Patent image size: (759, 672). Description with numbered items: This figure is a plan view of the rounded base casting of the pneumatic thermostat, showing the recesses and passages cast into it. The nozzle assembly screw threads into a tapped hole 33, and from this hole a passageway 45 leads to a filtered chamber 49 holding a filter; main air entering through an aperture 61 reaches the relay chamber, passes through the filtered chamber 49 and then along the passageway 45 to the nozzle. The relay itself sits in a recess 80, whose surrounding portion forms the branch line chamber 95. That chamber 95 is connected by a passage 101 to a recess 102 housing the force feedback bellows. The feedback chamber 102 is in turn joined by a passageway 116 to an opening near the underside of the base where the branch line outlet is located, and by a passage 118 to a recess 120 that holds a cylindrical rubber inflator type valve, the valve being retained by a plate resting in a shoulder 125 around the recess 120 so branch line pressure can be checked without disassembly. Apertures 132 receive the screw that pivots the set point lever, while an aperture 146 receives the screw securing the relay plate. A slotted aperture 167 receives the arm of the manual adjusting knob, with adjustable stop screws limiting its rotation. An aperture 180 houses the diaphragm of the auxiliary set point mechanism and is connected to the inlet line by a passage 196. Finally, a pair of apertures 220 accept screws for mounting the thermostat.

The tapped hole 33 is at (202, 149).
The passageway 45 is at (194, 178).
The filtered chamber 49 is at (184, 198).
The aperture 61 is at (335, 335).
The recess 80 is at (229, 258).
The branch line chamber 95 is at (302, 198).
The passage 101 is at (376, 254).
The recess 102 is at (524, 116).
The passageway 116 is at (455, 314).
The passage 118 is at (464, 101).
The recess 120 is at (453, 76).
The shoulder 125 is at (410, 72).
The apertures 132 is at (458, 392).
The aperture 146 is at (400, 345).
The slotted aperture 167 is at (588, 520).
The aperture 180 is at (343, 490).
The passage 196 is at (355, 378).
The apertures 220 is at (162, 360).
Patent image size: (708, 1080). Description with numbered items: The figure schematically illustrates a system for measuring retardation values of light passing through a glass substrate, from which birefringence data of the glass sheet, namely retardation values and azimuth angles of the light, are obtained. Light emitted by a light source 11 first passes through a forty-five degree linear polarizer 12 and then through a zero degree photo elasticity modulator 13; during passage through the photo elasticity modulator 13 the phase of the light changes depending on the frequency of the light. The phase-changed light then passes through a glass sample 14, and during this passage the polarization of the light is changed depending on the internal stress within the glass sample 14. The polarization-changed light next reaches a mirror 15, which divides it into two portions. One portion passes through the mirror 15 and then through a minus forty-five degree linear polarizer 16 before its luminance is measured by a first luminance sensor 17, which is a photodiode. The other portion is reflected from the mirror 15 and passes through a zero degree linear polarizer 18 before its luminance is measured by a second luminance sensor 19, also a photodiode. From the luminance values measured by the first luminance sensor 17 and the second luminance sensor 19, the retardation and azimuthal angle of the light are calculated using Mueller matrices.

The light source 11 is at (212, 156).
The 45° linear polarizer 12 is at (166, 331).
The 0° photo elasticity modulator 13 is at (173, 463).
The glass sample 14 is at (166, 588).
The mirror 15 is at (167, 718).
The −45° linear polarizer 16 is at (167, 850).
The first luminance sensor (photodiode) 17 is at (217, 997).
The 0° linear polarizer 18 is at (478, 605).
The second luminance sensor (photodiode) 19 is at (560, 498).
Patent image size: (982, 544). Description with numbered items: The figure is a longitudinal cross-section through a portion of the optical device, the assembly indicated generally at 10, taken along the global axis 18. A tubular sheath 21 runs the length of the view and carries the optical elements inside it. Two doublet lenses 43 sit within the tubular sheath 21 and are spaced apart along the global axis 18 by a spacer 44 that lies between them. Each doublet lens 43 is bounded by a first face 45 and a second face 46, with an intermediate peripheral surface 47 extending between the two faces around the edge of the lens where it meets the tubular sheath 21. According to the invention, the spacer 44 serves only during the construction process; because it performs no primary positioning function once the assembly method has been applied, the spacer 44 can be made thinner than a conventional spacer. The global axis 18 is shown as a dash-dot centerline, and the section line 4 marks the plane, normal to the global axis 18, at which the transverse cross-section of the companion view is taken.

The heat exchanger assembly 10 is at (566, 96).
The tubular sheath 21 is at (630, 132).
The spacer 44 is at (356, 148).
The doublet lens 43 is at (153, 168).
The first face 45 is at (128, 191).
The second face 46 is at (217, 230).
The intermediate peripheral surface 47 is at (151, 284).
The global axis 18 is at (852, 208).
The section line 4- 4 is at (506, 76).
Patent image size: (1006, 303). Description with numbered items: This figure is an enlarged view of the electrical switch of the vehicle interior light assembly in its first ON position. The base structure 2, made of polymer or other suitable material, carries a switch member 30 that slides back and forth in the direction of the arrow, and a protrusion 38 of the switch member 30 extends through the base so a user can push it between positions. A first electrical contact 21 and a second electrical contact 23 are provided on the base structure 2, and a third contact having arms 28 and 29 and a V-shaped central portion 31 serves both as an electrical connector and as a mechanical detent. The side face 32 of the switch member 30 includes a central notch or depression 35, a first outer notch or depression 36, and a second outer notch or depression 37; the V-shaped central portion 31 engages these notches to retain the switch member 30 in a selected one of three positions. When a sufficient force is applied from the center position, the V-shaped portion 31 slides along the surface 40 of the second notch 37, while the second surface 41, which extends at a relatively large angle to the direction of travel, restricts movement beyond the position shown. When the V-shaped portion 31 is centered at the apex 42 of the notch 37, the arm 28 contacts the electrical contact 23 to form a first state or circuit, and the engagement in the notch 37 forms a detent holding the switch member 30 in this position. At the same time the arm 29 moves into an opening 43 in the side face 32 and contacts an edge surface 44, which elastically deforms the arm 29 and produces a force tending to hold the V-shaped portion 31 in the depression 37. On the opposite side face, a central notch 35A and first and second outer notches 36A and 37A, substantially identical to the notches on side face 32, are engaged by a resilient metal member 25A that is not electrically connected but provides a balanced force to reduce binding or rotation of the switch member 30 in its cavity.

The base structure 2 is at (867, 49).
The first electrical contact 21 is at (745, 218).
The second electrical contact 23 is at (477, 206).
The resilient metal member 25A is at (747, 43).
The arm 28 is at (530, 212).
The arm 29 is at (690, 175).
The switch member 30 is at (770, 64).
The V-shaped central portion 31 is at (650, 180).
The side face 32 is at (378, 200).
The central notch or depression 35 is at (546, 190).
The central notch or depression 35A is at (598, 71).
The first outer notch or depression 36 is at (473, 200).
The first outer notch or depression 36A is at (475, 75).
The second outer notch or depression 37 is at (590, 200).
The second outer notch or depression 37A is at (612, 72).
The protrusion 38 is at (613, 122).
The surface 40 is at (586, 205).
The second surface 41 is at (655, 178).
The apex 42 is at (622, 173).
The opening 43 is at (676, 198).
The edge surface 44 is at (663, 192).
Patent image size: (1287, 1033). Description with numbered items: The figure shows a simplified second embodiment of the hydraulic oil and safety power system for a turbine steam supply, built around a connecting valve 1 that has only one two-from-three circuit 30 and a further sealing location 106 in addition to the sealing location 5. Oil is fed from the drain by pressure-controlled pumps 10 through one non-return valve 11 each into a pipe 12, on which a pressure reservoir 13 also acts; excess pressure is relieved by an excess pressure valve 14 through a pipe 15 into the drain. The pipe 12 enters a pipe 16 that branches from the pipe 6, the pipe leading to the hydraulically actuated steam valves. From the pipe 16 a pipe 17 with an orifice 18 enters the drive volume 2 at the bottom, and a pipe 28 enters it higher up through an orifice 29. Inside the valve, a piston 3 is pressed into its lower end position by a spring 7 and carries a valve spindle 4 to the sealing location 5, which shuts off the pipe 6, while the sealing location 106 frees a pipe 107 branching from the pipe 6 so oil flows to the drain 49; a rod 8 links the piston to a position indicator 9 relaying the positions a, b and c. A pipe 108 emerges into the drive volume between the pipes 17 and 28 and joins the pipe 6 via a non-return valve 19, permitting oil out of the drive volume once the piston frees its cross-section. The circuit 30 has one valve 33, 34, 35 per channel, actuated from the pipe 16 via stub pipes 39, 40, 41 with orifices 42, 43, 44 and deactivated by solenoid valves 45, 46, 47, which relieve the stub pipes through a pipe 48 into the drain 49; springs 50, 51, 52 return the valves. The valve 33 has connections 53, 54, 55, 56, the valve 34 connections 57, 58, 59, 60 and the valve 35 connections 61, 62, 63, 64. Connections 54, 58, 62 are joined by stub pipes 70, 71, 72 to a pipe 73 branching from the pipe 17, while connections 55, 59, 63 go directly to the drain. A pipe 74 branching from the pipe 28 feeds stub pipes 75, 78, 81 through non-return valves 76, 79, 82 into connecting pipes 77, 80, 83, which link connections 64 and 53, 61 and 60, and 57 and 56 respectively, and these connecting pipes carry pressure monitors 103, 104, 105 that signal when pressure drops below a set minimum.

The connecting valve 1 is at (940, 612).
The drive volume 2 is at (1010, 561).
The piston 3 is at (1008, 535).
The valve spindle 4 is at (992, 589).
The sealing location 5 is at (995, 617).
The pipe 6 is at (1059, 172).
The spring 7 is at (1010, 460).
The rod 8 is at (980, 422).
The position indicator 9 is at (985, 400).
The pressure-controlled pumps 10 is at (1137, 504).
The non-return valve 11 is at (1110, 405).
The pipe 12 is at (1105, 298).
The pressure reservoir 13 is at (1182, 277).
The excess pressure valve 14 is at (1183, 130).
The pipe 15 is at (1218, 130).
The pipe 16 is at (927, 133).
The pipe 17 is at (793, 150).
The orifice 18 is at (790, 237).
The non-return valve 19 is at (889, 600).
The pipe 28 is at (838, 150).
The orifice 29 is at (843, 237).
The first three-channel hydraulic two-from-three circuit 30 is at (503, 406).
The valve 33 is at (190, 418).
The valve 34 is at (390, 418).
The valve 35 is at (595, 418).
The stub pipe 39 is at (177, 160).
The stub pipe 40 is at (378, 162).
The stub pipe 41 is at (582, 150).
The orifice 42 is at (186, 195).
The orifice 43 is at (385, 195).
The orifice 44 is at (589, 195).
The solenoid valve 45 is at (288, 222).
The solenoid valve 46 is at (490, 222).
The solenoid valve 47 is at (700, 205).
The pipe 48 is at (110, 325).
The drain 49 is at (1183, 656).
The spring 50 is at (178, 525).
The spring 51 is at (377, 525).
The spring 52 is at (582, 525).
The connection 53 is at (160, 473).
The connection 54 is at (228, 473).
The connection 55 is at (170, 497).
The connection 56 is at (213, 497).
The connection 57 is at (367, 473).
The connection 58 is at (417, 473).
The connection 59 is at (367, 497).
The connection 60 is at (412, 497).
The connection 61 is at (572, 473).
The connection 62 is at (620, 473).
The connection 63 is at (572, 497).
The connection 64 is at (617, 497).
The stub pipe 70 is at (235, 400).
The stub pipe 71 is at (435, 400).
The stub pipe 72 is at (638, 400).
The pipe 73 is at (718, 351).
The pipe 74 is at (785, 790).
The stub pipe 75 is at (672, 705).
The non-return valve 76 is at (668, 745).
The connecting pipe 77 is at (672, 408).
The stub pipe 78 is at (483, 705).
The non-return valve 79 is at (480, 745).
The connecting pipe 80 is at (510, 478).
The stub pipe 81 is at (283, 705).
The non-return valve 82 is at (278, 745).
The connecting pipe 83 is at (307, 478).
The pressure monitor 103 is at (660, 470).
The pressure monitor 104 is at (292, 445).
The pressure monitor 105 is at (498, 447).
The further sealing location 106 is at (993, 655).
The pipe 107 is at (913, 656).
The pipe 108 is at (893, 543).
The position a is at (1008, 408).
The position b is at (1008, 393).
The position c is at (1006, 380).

● ● ● ●

§ Aim:
Arrange the part that opens with the line containing "Patent image size: (982, 544)." and closes with the line containing "The section line 4- 4 is at (506, 76)." as a two-column CSV with the columns description and positions. Give one row per description with its position lines, put each field in quotation marks, and replace line breaks with spaces.

§ Correct answer:
description,positions
"Patent image size: (982, 544). Description with numbered items: The figure is a longitudinal cross-section through a portion of the optical device, the assembly indicated generally at 10, taken along the global axis 18. A tubular sheath 21 runs the length of the view and carries the optical elements inside it. Two doublet lenses 43 sit within the tubular sheath 21 and are spaced apart along the global axis 18 by a spacer 44 that lies between them. Each doublet lens 43 is bounded by a first face 45 and a second face 46, with an intermediate peripheral surface 47 extending between the two faces around the edge of the lens where it meets the tubular sheath 21. According to the invention, the spacer 44 serves only during the construction process; because it performs no primary positioning function once the assembly method has been applied, the spacer 44 can be made thinner than a conventional spacer. The global axis 18 is shown as a dash-dot centerline, and the section line 4 marks the plane, normal to the global axis 18, at which the transverse cross-section of the companion view is taken.","The heat exchanger assembly 10 is at (566, 96). The tubular sheath 21 is at (630, 132). The spacer 44 is at (356, 148). The doublet lens 43 is at (153, 168). The first face 45 is at (128, 191). The second face 46 is at (217, 230). The intermediate peripheral surface 47 is at (151, 284). The global axis 18 is at (852, 208). The section line 4- 4 is at (506, 76)."